_THE TASK_
Identify every line in the records below that contains the word "各種老人ホームの施設の件数の推移", and copy each of those lines.

============

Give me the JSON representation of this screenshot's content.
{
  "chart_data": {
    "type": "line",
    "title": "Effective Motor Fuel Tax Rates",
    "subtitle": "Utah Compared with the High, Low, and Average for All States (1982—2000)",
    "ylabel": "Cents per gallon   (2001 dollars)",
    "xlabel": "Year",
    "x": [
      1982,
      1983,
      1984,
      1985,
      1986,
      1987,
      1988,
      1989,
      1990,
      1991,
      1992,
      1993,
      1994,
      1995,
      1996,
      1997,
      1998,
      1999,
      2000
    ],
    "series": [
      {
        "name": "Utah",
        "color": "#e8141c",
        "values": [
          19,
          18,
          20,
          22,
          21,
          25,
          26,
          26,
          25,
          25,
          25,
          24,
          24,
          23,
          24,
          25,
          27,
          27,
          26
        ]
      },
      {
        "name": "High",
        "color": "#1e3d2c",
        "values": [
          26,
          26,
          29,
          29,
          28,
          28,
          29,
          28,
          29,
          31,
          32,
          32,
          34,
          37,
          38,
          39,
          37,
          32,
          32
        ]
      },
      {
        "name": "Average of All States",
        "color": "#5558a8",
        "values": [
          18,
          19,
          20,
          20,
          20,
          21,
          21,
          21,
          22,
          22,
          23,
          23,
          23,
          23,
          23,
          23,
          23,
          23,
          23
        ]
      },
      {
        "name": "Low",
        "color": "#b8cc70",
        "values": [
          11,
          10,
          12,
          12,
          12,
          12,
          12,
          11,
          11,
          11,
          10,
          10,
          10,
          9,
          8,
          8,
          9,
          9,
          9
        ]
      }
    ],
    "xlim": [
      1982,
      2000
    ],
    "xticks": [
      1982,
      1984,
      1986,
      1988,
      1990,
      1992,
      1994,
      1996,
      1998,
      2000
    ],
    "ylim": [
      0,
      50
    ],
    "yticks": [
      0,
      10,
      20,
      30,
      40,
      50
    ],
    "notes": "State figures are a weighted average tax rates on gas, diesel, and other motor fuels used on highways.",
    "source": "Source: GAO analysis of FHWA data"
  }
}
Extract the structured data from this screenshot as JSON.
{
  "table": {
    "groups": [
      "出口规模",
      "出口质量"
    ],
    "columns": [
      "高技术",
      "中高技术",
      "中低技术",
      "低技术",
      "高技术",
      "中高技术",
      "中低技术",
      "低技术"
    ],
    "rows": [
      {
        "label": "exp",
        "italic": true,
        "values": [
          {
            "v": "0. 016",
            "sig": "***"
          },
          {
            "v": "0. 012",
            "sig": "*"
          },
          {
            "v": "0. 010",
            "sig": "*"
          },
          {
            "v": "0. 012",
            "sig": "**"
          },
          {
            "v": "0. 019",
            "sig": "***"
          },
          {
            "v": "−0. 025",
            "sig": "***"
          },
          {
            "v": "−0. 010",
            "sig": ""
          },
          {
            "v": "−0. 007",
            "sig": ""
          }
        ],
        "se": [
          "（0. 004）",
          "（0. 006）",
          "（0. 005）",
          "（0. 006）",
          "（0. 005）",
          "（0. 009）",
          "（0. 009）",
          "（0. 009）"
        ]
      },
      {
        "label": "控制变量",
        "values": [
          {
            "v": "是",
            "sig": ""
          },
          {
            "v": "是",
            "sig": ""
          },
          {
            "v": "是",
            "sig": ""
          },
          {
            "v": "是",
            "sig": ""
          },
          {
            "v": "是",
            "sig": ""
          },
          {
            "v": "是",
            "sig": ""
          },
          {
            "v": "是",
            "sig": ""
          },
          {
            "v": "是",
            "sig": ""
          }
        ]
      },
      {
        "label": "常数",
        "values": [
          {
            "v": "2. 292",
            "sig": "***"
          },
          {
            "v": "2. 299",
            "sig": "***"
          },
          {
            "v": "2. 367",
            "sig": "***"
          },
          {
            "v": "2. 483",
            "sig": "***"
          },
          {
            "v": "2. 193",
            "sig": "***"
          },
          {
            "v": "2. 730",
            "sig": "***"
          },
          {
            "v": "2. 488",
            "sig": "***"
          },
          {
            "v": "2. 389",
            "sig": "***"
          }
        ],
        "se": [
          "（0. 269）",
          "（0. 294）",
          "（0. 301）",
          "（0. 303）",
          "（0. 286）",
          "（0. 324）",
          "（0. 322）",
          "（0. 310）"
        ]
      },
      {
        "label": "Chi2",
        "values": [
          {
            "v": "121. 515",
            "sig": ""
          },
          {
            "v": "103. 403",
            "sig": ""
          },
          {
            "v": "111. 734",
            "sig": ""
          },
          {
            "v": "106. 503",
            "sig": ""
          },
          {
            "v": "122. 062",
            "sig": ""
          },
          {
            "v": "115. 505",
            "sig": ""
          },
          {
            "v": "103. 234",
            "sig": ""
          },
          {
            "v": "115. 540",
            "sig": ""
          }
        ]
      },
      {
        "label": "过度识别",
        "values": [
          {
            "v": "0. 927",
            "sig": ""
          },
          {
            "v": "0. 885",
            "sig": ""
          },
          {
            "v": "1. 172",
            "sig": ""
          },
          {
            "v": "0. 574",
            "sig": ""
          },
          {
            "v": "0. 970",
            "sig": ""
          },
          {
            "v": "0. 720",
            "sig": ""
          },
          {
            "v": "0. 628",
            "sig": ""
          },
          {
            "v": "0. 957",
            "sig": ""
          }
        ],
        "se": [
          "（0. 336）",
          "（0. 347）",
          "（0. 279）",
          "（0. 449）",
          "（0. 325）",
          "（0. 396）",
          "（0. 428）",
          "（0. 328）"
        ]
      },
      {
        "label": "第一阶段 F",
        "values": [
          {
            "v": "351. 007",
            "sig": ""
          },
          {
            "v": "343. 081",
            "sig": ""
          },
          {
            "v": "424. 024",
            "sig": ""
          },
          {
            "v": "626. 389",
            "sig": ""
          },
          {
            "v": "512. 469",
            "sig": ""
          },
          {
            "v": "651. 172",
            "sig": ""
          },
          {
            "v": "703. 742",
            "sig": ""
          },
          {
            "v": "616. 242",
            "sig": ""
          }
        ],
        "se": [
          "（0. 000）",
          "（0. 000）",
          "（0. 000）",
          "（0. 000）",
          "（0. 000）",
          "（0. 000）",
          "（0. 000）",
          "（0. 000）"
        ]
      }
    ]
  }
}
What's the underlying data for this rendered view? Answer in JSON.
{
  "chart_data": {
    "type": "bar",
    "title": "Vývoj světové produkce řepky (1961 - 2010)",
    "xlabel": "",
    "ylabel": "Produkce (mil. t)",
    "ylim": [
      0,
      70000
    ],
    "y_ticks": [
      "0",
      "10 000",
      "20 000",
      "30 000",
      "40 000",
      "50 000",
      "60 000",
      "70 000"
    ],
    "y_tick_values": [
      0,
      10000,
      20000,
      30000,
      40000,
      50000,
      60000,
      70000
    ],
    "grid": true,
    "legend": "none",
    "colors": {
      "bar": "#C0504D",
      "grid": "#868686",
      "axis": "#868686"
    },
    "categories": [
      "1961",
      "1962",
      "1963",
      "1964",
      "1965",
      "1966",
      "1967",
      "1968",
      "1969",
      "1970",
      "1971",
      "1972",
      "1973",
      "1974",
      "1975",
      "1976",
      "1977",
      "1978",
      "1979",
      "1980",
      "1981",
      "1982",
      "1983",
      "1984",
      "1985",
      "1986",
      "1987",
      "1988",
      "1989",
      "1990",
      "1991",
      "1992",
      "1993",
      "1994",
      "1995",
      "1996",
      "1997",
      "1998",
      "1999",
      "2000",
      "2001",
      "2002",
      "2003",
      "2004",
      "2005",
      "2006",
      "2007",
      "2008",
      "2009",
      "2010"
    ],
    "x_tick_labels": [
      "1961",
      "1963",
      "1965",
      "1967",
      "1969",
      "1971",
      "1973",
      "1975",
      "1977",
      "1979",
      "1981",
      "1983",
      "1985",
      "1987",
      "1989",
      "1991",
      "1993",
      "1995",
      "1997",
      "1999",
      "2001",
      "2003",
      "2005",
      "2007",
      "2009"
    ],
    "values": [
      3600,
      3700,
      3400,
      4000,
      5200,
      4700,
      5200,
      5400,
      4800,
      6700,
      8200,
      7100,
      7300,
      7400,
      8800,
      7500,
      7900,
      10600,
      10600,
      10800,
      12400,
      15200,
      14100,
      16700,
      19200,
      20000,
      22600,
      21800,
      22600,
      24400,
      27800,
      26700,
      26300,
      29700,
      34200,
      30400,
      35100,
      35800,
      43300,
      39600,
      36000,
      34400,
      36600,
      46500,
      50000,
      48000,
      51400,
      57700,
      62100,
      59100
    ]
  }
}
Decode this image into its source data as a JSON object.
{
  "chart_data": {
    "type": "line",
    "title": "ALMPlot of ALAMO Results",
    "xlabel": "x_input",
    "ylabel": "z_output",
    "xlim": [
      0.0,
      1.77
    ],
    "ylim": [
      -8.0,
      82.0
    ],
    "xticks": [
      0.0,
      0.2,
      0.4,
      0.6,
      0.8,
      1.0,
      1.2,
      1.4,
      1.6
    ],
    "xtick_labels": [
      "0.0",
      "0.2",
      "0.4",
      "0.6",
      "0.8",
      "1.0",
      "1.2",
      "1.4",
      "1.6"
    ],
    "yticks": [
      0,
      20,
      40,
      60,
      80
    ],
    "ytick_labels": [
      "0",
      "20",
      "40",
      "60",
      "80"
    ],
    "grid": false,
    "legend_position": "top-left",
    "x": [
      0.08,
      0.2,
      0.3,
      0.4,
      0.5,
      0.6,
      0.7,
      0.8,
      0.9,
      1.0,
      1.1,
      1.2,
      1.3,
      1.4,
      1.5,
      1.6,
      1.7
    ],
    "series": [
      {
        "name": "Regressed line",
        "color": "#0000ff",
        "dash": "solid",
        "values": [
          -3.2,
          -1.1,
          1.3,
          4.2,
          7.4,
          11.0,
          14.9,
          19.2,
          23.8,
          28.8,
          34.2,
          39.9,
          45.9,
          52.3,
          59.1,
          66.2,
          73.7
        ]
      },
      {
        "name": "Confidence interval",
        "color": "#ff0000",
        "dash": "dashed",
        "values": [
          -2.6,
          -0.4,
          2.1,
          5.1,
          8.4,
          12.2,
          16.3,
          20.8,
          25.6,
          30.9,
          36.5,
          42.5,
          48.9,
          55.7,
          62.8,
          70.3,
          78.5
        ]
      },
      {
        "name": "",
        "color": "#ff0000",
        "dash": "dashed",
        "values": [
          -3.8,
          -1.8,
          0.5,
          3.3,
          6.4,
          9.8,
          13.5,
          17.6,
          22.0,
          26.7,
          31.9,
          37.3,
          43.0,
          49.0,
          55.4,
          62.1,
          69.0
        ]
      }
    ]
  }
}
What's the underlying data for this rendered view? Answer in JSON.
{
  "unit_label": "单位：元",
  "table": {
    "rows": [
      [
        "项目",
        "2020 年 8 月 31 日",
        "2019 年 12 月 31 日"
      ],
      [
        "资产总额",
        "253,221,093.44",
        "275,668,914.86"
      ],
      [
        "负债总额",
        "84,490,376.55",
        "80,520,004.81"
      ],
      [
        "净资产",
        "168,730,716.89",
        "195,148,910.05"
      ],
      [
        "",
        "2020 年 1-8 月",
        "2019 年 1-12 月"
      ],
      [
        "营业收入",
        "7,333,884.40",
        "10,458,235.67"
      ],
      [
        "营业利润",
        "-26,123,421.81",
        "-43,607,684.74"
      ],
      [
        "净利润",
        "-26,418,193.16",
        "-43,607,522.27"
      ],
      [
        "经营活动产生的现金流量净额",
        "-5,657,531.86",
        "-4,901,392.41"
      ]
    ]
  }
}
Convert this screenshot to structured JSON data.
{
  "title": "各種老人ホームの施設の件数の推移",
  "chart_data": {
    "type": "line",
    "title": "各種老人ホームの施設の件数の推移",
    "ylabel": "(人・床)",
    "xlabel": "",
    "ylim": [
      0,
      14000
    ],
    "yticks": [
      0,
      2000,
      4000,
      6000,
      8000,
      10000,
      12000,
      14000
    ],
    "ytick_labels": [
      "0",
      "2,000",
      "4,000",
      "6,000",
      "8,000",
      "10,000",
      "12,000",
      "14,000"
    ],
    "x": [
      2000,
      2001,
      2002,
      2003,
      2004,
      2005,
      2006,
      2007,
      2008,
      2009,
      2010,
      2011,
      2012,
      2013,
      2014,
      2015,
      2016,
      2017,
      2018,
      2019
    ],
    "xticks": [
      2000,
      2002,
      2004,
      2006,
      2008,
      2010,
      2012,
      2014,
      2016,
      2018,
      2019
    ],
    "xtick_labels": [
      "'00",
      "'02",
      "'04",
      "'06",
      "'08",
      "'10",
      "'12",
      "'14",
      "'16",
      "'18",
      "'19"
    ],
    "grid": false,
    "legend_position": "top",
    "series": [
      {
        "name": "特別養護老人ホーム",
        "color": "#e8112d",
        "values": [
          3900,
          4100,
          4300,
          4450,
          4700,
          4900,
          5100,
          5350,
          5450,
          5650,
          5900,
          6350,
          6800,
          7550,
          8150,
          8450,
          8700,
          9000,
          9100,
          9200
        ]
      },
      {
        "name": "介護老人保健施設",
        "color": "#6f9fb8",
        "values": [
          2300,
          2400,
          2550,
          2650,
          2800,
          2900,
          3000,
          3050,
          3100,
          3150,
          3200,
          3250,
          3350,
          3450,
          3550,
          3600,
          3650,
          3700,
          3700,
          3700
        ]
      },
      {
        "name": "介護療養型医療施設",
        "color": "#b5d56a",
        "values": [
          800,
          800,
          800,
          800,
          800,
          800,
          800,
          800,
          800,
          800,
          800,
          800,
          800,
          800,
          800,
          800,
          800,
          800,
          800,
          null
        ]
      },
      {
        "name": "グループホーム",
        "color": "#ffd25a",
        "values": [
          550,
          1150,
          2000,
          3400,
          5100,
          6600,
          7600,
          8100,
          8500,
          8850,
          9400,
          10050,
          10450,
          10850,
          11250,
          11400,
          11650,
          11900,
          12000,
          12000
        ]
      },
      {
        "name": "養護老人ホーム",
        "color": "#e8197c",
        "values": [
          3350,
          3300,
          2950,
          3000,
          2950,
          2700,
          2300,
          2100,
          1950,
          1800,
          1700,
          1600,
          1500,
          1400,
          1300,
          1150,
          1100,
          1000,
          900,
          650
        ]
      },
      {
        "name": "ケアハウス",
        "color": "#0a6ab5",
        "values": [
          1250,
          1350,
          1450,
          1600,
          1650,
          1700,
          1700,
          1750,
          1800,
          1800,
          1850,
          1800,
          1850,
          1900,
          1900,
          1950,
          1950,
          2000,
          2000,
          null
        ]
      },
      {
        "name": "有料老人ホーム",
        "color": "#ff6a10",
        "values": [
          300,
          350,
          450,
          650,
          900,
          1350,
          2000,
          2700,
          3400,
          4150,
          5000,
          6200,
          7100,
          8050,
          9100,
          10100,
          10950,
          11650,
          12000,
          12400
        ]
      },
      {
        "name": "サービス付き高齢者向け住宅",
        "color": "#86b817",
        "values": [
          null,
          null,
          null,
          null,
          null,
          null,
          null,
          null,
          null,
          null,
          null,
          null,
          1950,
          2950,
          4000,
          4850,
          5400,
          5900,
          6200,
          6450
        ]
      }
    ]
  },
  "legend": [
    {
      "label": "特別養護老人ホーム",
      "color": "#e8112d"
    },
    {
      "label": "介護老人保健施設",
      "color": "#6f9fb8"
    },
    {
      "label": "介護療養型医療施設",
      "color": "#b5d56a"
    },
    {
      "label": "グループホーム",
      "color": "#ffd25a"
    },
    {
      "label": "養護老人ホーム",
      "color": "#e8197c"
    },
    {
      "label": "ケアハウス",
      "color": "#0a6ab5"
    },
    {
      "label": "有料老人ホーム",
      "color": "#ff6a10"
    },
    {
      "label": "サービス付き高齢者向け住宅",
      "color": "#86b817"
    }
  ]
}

============

_ANSWER IN FULL_
  "title": "各種老人ホームの施設の件数の推移",
    "title": "各種老人ホームの施設の件数の推移",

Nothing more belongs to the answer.